All of the data should be output character for character, except the pictures.
>> START Provided records
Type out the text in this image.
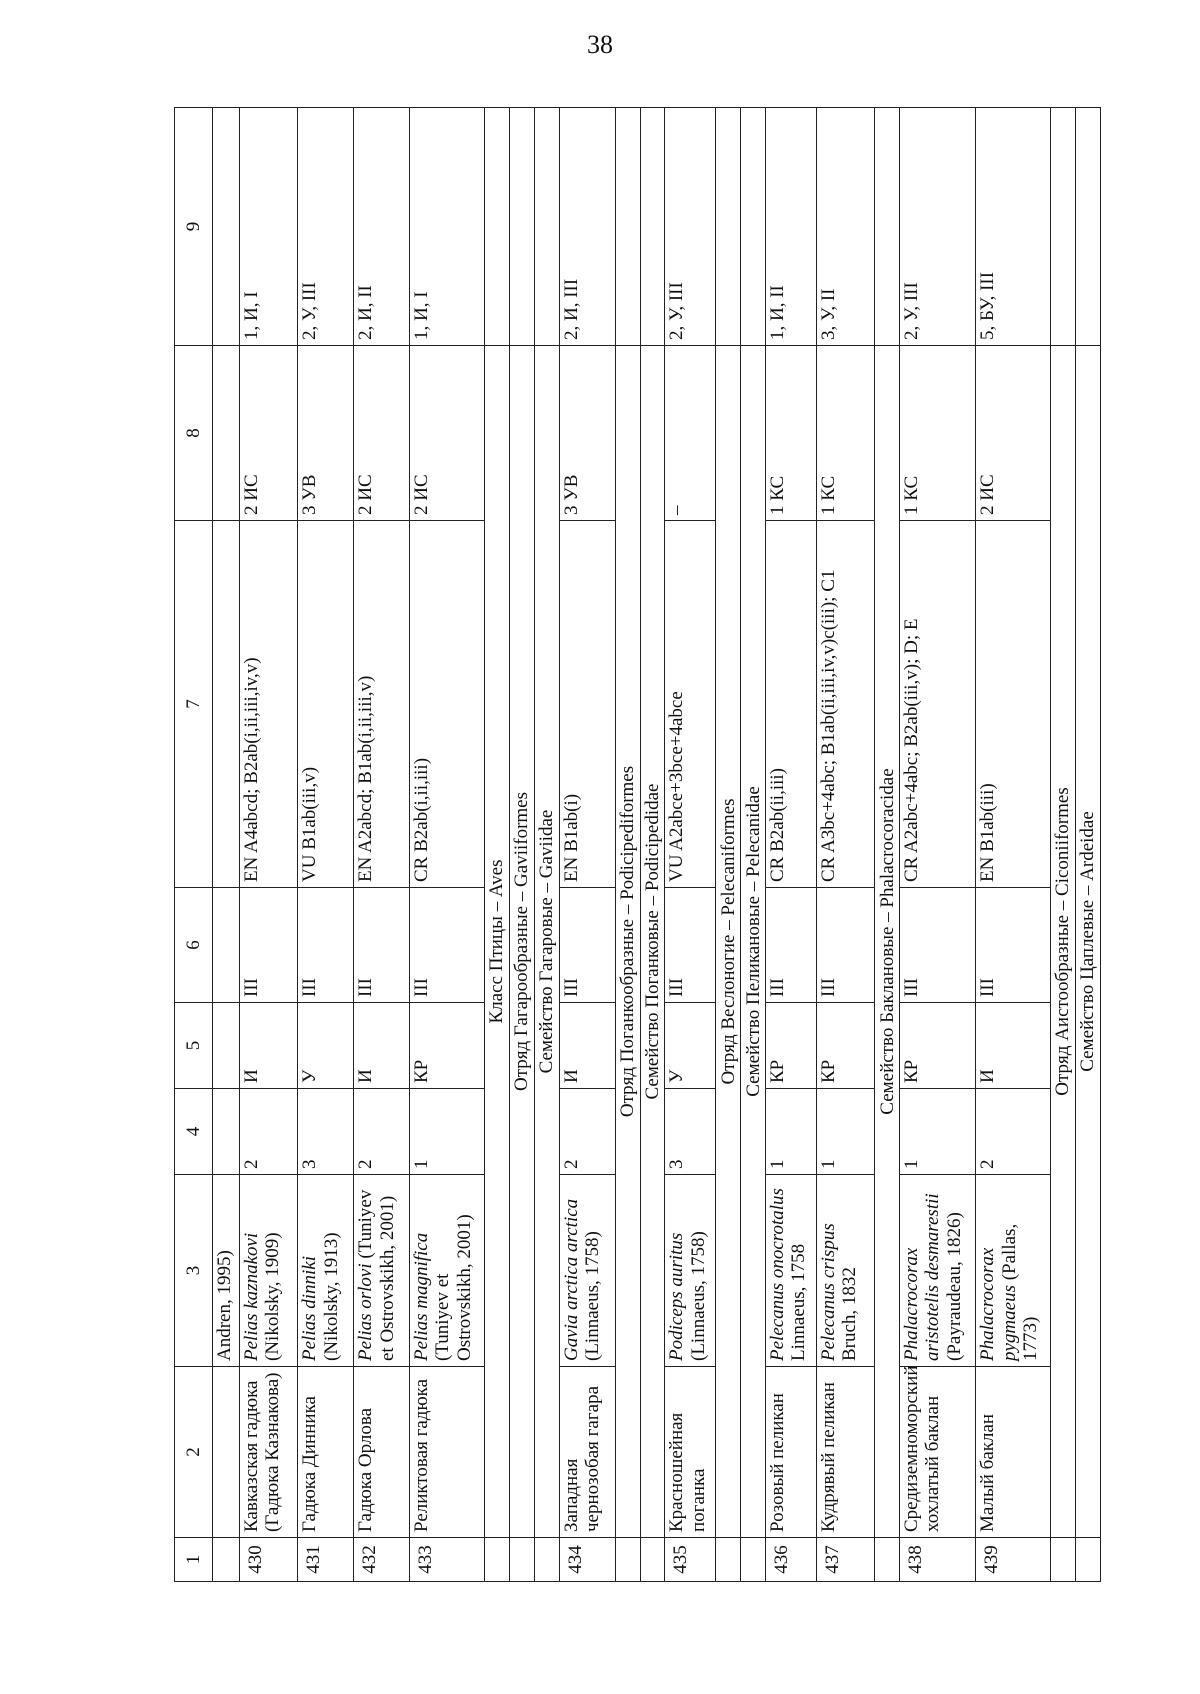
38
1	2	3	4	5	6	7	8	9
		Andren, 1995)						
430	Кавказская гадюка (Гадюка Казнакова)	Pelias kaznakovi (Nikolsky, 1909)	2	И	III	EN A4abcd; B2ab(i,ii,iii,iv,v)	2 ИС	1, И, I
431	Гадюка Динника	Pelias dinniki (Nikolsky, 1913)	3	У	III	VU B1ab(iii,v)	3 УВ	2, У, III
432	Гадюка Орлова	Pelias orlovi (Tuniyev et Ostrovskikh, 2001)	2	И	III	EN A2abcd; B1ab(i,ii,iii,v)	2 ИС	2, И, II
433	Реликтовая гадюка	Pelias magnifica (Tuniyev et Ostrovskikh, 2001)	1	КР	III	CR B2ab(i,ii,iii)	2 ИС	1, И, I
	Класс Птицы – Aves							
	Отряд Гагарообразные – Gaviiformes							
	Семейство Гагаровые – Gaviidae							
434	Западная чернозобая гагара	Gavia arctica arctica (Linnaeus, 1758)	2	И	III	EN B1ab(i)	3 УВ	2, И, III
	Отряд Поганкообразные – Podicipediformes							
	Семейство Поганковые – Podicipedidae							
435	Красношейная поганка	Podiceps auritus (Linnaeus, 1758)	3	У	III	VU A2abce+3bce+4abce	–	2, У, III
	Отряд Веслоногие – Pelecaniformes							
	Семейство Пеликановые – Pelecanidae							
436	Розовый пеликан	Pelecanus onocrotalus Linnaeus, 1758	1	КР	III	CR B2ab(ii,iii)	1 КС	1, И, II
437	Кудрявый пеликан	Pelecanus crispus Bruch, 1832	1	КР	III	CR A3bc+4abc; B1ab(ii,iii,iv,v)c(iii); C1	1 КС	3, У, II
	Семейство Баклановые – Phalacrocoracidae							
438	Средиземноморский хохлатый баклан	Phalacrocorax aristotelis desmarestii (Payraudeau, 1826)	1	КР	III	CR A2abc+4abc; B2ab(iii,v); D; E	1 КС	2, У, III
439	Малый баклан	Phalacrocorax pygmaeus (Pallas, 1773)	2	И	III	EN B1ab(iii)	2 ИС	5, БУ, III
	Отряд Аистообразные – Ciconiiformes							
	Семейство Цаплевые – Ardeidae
>> END Provided records
:: Solution ::
Type out the text in this image.
38
1	2	3	4	5	6	7	8	9
		Andren, 1995)						
430	Кавказская гадюка (Гадюка Казнакова)	Pelias kaznakovi (Nikolsky, 1909)	2	И	III	EN A4abcd; B2ab(i,ii,iii,iv,v)	2 ИС	1, И, I
431	Гадюка Динника	Pelias dinniki (Nikolsky, 1913)	3	У	III	VU B1ab(iii,v)	3 УВ	2, У, III
432	Гадюка Орлова	Pelias orlovi (Tuniyev et Ostrovskikh, 2001)	2	И	III	EN A2abcd; B1ab(i,ii,iii,v)	2 ИС	2, И, II
433	Реликтовая гадюка	Pelias magnifica (Tuniyev et Ostrovskikh, 2001)	1	КР	III	CR B2ab(i,ii,iii)	2 ИС	1, И, I
	Класс Птицы – Aves							
	Отряд Гагарообразные – Gaviiformes							
	Семейство Гагаровые – Gaviidae							
434	Западная чернозобая гагара	Gavia arctica arctica (Linnaeus, 1758)	2	И	III	EN B1ab(i)	3 УВ	2, И, III
	Отряд Поганкообразные – Podicipediformes							
	Семейство Поганковые – Podicipedidae							
435	Красношейная поганка	Podiceps auritus (Linnaeus, 1758)	3	У	III	VU A2abce+3bce+4abce	–	2, У, III
	Отряд Веслоногие – Pelecaniformes							
	Семейство Пеликановые – Pelecanidae							
436	Розовый пеликан	Pelecanus onocrotalus Linnaeus, 1758	1	КР	III	CR B2ab(ii,iii)	1 КС	1, И, II
437	Кудрявый пеликан	Pelecanus crispus Bruch, 1832	1	КР	III	CR A3bc+4abc; B1ab(ii,iii,iv,v)c(iii); C1	1 КС	3, У, II
	Семейство Баклановые – Phalacrocoracidae							
438	Средиземноморский хохлатый баклан	Phalacrocorax aristotelis desmarestii (Payraudeau, 1826)	1	КР	III	CR A2abc+4abc; B2ab(iii,v); D; E	1 КС	2, У, III
439	Малый баклан	Phalacrocorax pygmaeus (Pallas, 1773)	2	И	III	EN B1ab(iii)	2 ИС	5, БУ, III
	Отряд Аистообразные – Ciconiiformes							
	Семейство Цаплевые – Ardeidae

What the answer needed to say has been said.